** BEGIN Records for the task **

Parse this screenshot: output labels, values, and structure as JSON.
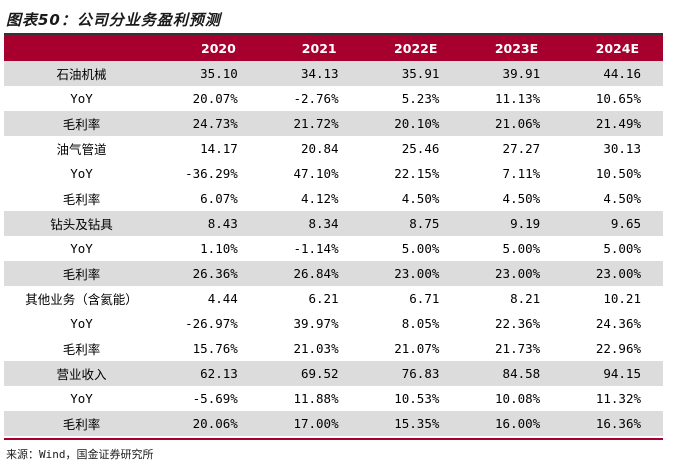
{
  "title": "图表50：公司分业务盈利预测",
  "header": {
    "label": "",
    "years": [
      "2020",
      "2021",
      "2022E",
      "2023E",
      "2024E"
    ]
  },
  "rows": [
    {
      "label": "石油机械",
      "values": [
        "35.10",
        "34.13",
        "35.91",
        "39.91",
        "44.16"
      ],
      "shade": true
    },
    {
      "label": "YoY",
      "values": [
        "20.07%",
        "-2.76%",
        "5.23%",
        "11.13%",
        "10.65%"
      ],
      "shade": false
    },
    {
      "label": "毛利率",
      "values": [
        "24.73%",
        "21.72%",
        "20.10%",
        "21.06%",
        "21.49%"
      ],
      "shade": true
    },
    {
      "label": "油气管道",
      "values": [
        "14.17",
        "20.84",
        "25.46",
        "27.27",
        "30.13"
      ],
      "shade": false
    },
    {
      "label": "YoY",
      "values": [
        "-36.29%",
        "47.10%",
        "22.15%",
        "7.11%",
        "10.50%"
      ],
      "shade": false
    },
    {
      "label": "毛利率",
      "values": [
        "6.07%",
        "4.12%",
        "4.50%",
        "4.50%",
        "4.50%"
      ],
      "shade": false
    },
    {
      "label": "钻头及钻具",
      "values": [
        "8.43",
        "8.34",
        "8.75",
        "9.19",
        "9.65"
      ],
      "shade": true
    },
    {
      "label": "YoY",
      "values": [
        "1.10%",
        "-1.14%",
        "5.00%",
        "5.00%",
        "5.00%"
      ],
      "shade": false
    },
    {
      "label": "毛利率",
      "values": [
        "26.36%",
        "26.84%",
        "23.00%",
        "23.00%",
        "23.00%"
      ],
      "shade": true
    },
    {
      "label": "其他业务（含氦能）",
      "values": [
        "4.44",
        "6.21",
        "6.71",
        "8.21",
        "10.21"
      ],
      "shade": false
    },
    {
      "label": "YoY",
      "values": [
        "-26.97%",
        "39.97%",
        "8.05%",
        "22.36%",
        "24.36%"
      ],
      "shade": false
    },
    {
      "label": "毛利率",
      "values": [
        "15.76%",
        "21.03%",
        "21.07%",
        "21.73%",
        "22.96%"
      ],
      "shade": false
    },
    {
      "label": "营业收入",
      "values": [
        "62.13",
        "69.52",
        "76.83",
        "84.58",
        "94.15"
      ],
      "shade": true
    },
    {
      "label": "YoY",
      "values": [
        "-5.69%",
        "11.88%",
        "10.53%",
        "10.08%",
        "11.32%"
      ],
      "shade": false
    },
    {
      "label": "毛利率",
      "values": [
        "20.06%",
        "17.00%",
        "15.35%",
        "16.00%",
        "16.36%"
      ],
      "shade": true
    }
  ],
  "source": "来源：Wind，国金证券研究所",
  "colors": {
    "header_bg": "#a8002e",
    "shade": "#dcdcdc",
    "rule": "#a8002e"
  }
}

** END Records for the task **

Copy each line of the records precisely and drop any images they hold.

Written answer>
Parse this screenshot: output labels, values, and structure as JSON.
{
  "title": "图表50：公司分业务盈利预测",
  "header": {
    "label": "",
    "years": [
      "2020",
      "2021",
      "2022E",
      "2023E",
      "2024E"
    ]
  },
  "rows": [
    {
      "label": "石油机械",
      "values": [
        "35.10",
        "34.13",
        "35.91",
        "39.91",
        "44.16"
      ],
      "shade": true
    },
    {
      "label": "YoY",
      "values": [
        "20.07%",
        "-2.76%",
        "5.23%",
        "11.13%",
        "10.65%"
      ],
      "shade": false
    },
    {
      "label": "毛利率",
      "values": [
        "24.73%",
        "21.72%",
        "20.10%",
        "21.06%",
        "21.49%"
      ],
      "shade": true
    },
    {
      "label": "油气管道",
      "values": [
        "14.17",
        "20.84",
        "25.46",
        "27.27",
        "30.13"
      ],
      "shade": false
    },
    {
      "label": "YoY",
      "values": [
        "-36.29%",
        "47.10%",
        "22.15%",
        "7.11%",
        "10.50%"
      ],
      "shade": false
    },
    {
      "label": "毛利率",
      "values": [
        "6.07%",
        "4.12%",
        "4.50%",
        "4.50%",
        "4.50%"
      ],
      "shade": false
    },
    {
      "label": "钻头及钻具",
      "values": [
        "8.43",
        "8.34",
        "8.75",
        "9.19",
        "9.65"
      ],
      "shade": true
    },
    {
      "label": "YoY",
      "values": [
        "1.10%",
        "-1.14%",
        "5.00%",
        "5.00%",
        "5.00%"
      ],
      "shade": false
    },
    {
      "label": "毛利率",
      "values": [
        "26.36%",
        "26.84%",
        "23.00%",
        "23.00%",
        "23.00%"
      ],
      "shade": true
    },
    {
      "label": "其他业务（含氦能）",
      "values": [
        "4.44",
        "6.21",
        "6.71",
        "8.21",
        "10.21"
      ],
      "shade": false
    },
    {
      "label": "YoY",
      "values": [
        "-26.97%",
        "39.97%",
        "8.05%",
        "22.36%",
        "24.36%"
      ],
      "shade": false
    },
    {
      "label": "毛利率",
      "values": [
        "15.76%",
        "21.03%",
        "21.07%",
        "21.73%",
        "22.96%"
      ],
      "shade": false
    },
    {
      "label": "营业收入",
      "values": [
        "62.13",
        "69.52",
        "76.83",
        "84.58",
        "94.15"
      ],
      "shade": true
    },
    {
      "label": "YoY",
      "values": [
        "-5.69%",
        "11.88%",
        "10.53%",
        "10.08%",
        "11.32%"
      ],
      "shade": false
    },
    {
      "label": "毛利率",
      "values": [
        "20.06%",
        "17.00%",
        "15.35%",
        "16.00%",
        "16.36%"
      ],
      "shade": true
    }
  ],
  "source": "来源：Wind，国金证券研究所",
  "colors": {
    "header_bg": "#a8002e",
    "shade": "#dcdcdc",
    "rule": "#a8002e"
  }
}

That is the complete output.